→ Problems and tasks:
1. Decide whether each statement below agrees with the passage on Trello public roadmaps. Answer yes or no, and quote the words of the passage that decide it.
(a) Most product teams using Trello public roadmaps keep the public roadmap and their actual roadmap on the same board.
(b) With a public Trello roadmap, you can understand only the same data that your public audience can see.
(c) To engage with a Trello product roadmap on mobile devices, you need the Trello mobile app.
2. Write out the part of the passage on Trello public roadmaps between "This is another" and "this feature request?", inclusive.

→ Document segment:
════════

The solution for most product teams using Trello public roadmaps is to create an entirely separate board for their public roadmap and a different board (or boards) for their actual roadmaps.
It’s tedious to keep boards in sync because the data shared between the two is often thought-migration rather than data-migration. Instead of working in harmony, public Trello roadmaps become static documents and create a bottleneck for the most in-demand members of the product team to reconcile.
This point has more to do with form over function, but it’s worth mentioning. If your roadmap is the public space online where you communicate the future direction of your product … shouldn’t it feel like a space that belongs to you instead of a third party?
Most product teams get creative with their Trello roadmaps by adding a “How this board works” card and a logo as an attachment. It doesn’t change the fact that the domain is Trello.com and no matter how much you change the colors or background image, a Trello board will always be branded as Trello. Even the icon in the browser tab makes it hard to know in a busy workspace if they’re engaging with your roadmap or with Trello.
A Trello board looks like work to be done, rather than a vision or stories to be told. That is why the ‘how it works’ card is so commonly used to share disclaimers and give users instructions for how to engage with the roadmap. If your public roadmap needs a user manual, there is room to improve the user experience.
To make a product roadmap driven by stakeholders, the easiest thing to do is sync the product roadmap, the backlog, and product feedback simultaneously. These workflows require varying degrees of transparency and types of engagements for teams and customers.
This is another reason it’s difficult to manage a single Trello board and you often end up using multiple boards. For example, you might want to enable comments and votes on a board for collecting feedback, but only enable voting on your public roadmap. It also becomes difficult to manage larger data sets in Trello when you need to sort, filter, and prioritize ideas during sprint planning.
Trello has powerful search and filtering tools, but when it comes to a Trello roadmap it’s difficult to understand things like:
what are teams working on over time?
are we meeting our objectives?
what is the revenue associated with this feature request?
If you have a public Trello roadmap, you’re limited to understanding the same data seen and accessible by your public audience.
Mockups & GIFS are a special way to help your audience visualize the future. People can look at an image and quickly understand complex changes.
However, because Trello displays images within cards, images don’t add as much understanding. When you open a card, you need to click on an image and interact with attachments to see a full-size version.
If you want to share a public roadmap via social media, a Trello roadmap doesn’t give you a friendly format. For example, with the link to Buffer’s public roadmap you’ll see that Facebook displays metadata from Trello instead of Buffer. You’ll also need the Trello mobile app to engage with a Trello product roadmap on mobile devices.
We’re huge fans of Trello. We’ve used Trello to manage product roadmaps, collect feature requests, plan sprints, fill backlogs, and for pretty much every product management workflow. In fact, I wrote this post about using Trello for product management on their blog last year. Trello is a great tool for getting things done. We love using Trello to knock out the tasks happening in our roadmap behind the scenes.

════════

→ Dataset content:

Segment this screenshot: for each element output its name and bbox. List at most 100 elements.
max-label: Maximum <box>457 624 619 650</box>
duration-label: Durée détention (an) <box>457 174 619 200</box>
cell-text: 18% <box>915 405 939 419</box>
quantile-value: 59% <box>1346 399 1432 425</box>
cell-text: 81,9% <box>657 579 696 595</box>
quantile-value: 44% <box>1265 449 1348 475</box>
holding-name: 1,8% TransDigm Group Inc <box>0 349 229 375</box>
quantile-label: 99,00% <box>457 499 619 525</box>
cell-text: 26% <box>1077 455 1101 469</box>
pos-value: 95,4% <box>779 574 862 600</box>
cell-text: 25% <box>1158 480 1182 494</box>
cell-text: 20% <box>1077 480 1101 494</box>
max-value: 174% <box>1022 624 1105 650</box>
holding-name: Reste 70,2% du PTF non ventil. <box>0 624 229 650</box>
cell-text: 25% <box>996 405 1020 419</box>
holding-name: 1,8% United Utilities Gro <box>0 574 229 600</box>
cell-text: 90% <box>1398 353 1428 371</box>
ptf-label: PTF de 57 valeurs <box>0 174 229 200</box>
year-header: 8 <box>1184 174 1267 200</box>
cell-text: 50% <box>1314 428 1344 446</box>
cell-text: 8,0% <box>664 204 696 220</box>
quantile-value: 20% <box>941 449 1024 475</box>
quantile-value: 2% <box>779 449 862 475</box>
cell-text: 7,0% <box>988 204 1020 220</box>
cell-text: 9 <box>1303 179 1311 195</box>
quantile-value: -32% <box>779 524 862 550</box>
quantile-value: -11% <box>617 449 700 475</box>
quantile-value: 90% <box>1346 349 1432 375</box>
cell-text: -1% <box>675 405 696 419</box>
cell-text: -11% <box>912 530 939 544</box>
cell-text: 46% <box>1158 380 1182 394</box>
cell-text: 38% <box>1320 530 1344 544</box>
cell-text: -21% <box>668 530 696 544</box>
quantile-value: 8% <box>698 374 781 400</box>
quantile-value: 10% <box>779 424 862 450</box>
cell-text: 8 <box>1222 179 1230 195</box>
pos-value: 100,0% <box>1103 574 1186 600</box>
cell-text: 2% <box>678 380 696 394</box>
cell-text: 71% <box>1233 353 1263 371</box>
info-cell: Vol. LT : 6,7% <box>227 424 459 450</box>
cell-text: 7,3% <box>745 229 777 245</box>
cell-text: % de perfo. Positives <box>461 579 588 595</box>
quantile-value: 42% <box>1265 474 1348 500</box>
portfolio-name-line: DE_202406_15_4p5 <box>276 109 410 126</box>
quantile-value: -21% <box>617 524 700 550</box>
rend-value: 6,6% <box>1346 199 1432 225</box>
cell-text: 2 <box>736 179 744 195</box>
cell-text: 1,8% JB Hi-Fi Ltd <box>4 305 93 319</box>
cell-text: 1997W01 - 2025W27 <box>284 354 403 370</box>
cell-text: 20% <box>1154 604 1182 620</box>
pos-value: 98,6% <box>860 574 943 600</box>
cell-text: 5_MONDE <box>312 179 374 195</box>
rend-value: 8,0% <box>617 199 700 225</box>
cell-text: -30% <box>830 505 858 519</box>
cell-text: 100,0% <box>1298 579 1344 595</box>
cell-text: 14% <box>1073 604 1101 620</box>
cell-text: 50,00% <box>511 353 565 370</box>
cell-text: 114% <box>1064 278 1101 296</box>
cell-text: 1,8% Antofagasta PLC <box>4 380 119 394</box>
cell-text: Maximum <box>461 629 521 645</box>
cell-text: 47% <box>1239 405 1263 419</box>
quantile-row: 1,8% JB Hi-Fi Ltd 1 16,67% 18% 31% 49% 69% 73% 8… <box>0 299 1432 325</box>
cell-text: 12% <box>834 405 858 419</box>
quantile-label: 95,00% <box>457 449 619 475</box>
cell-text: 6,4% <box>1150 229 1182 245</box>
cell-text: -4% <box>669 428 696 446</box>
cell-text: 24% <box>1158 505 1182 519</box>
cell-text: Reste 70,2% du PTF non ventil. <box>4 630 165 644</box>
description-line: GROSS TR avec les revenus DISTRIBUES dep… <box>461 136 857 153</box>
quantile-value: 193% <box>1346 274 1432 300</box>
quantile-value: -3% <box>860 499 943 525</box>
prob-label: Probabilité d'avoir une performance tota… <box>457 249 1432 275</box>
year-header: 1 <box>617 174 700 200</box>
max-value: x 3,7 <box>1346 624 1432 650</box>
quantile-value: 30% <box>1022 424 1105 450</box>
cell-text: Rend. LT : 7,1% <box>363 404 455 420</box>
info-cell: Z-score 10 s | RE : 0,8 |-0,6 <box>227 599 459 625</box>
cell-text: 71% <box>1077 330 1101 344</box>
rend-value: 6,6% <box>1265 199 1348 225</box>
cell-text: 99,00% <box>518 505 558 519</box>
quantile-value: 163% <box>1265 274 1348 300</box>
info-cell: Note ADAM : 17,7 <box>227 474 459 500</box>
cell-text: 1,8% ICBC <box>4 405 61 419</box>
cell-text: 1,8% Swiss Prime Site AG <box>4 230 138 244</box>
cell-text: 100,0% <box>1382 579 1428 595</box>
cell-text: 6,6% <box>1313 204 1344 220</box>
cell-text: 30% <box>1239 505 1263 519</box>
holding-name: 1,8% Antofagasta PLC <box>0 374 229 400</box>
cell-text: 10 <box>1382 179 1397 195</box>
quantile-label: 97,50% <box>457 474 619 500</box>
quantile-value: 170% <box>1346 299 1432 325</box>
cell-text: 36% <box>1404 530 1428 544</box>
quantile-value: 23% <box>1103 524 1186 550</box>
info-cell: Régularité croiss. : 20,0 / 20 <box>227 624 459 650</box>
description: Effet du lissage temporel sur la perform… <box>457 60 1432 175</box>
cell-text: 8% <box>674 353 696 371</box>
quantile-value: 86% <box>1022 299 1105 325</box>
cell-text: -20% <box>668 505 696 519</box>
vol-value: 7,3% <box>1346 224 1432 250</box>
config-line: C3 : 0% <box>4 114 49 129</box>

════════

→ Answers in order:
1.
(a) No: "create an entirely separate board for their public roadmap and a different board (or boards) for their actual roadmaps"
(b) Yes: "you’re limited to understanding the same data seen and accessible by your public audience"
(c) Yes: "You’ll also need the Trello mobile app to engage with a Trello product roadmap on mobile devices"

2.
This is another reason it’s difficult to manage a single Trello board and you often end up using multiple boards. For example, you might want to enable comments and votes on a board for collecting feedback, but only enable voting on your public roadmap. It also becomes difficult to manage larger data sets in Trello when you need to sort, filter, and prioritize ideas during sprint planning.
Trello has powerful search and filtering tools, but when it comes to a Trello roadmap it’s difficult to understand things like:
what are teams working on over time?
are we meeting our objectives?
what is the revenue associated with this feature request?